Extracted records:
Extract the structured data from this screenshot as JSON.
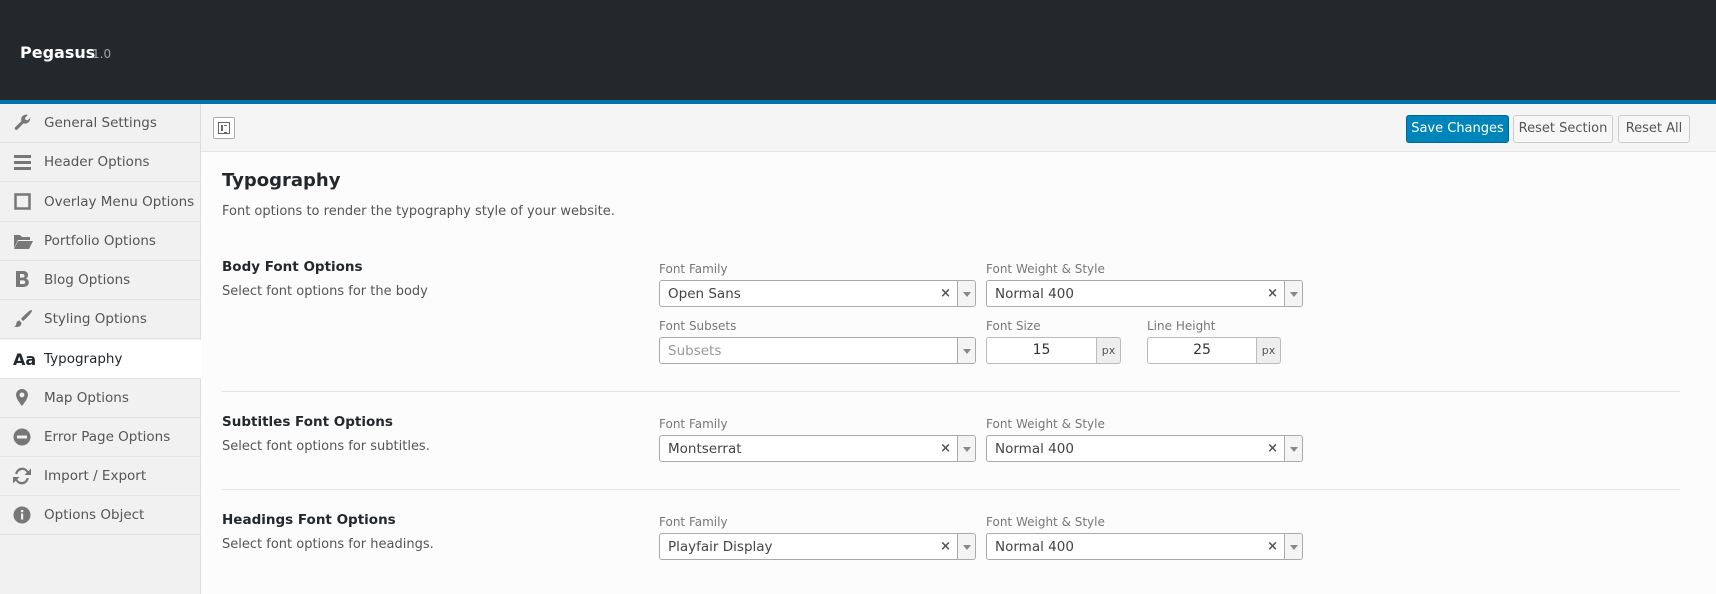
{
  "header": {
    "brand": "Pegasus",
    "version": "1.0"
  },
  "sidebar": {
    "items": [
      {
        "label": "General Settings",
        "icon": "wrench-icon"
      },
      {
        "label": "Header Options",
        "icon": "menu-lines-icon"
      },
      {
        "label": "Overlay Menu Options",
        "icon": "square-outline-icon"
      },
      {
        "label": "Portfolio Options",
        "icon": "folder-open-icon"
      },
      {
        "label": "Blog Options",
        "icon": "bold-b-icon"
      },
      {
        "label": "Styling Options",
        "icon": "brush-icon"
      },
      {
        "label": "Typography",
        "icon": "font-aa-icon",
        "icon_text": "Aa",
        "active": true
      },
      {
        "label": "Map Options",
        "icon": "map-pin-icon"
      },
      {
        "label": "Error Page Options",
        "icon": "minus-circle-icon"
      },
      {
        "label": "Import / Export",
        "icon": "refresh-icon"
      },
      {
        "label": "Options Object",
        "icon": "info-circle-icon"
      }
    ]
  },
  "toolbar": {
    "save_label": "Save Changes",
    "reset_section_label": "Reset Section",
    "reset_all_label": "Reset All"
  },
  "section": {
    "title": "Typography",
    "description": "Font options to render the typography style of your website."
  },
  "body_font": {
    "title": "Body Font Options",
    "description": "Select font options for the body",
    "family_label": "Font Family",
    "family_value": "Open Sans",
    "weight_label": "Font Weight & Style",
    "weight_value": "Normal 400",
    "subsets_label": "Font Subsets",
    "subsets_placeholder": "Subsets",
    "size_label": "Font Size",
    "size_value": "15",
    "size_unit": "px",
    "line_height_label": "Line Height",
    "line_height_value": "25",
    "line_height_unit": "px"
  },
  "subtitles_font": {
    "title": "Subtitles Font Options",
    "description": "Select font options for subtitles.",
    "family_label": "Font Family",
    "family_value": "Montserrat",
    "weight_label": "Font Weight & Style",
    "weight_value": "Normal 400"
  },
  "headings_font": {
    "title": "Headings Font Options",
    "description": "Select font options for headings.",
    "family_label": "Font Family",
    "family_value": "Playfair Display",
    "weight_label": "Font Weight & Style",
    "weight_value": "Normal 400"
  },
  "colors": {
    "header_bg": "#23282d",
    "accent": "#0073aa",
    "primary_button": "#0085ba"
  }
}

**SET TASK**. Using the material above, retype each entry exactly and omit the pictures.

**RESULT OF THIS EXERCISE**.
Extract the structured data from this screenshot as JSON.
{
  "header": {
    "brand": "Pegasus",
    "version": "1.0"
  },
  "sidebar": {
    "items": [
      {
        "label": "General Settings",
        "icon": "wrench-icon"
      },
      {
        "label": "Header Options",
        "icon": "menu-lines-icon"
      },
      {
        "label": "Overlay Menu Options",
        "icon": "square-outline-icon"
      },
      {
        "label": "Portfolio Options",
        "icon": "folder-open-icon"
      },
      {
        "label": "Blog Options",
        "icon": "bold-b-icon"
      },
      {
        "label": "Styling Options",
        "icon": "brush-icon"
      },
      {
        "label": "Typography",
        "icon": "font-aa-icon",
        "icon_text": "Aa",
        "active": true
      },
      {
        "label": "Map Options",
        "icon": "map-pin-icon"
      },
      {
        "label": "Error Page Options",
        "icon": "minus-circle-icon"
      },
      {
        "label": "Import / Export",
        "icon": "refresh-icon"
      },
      {
        "label": "Options Object",
        "icon": "info-circle-icon"
      }
    ]
  },
  "toolbar": {
    "save_label": "Save Changes",
    "reset_section_label": "Reset Section",
    "reset_all_label": "Reset All"
  },
  "section": {
    "title": "Typography",
    "description": "Font options to render the typography style of your website."
  },
  "body_font": {
    "title": "Body Font Options",
    "description": "Select font options for the body",
    "family_label": "Font Family",
    "family_value": "Open Sans",
    "weight_label": "Font Weight & Style",
    "weight_value": "Normal 400",
    "subsets_label": "Font Subsets",
    "subsets_placeholder": "Subsets",
    "size_label": "Font Size",
    "size_value": "15",
    "size_unit": "px",
    "line_height_label": "Line Height",
    "line_height_value": "25",
    "line_height_unit": "px"
  },
  "subtitles_font": {
    "title": "Subtitles Font Options",
    "description": "Select font options for subtitles.",
    "family_label": "Font Family",
    "family_value": "Montserrat",
    "weight_label": "Font Weight & Style",
    "weight_value": "Normal 400"
  },
  "headings_font": {
    "title": "Headings Font Options",
    "description": "Select font options for headings.",
    "family_label": "Font Family",
    "family_value": "Playfair Display",
    "weight_label": "Font Weight & Style",
    "weight_value": "Normal 400"
  },
  "colors": {
    "header_bg": "#23282d",
    "accent": "#0073aa",
    "primary_button": "#0085ba"
  }
}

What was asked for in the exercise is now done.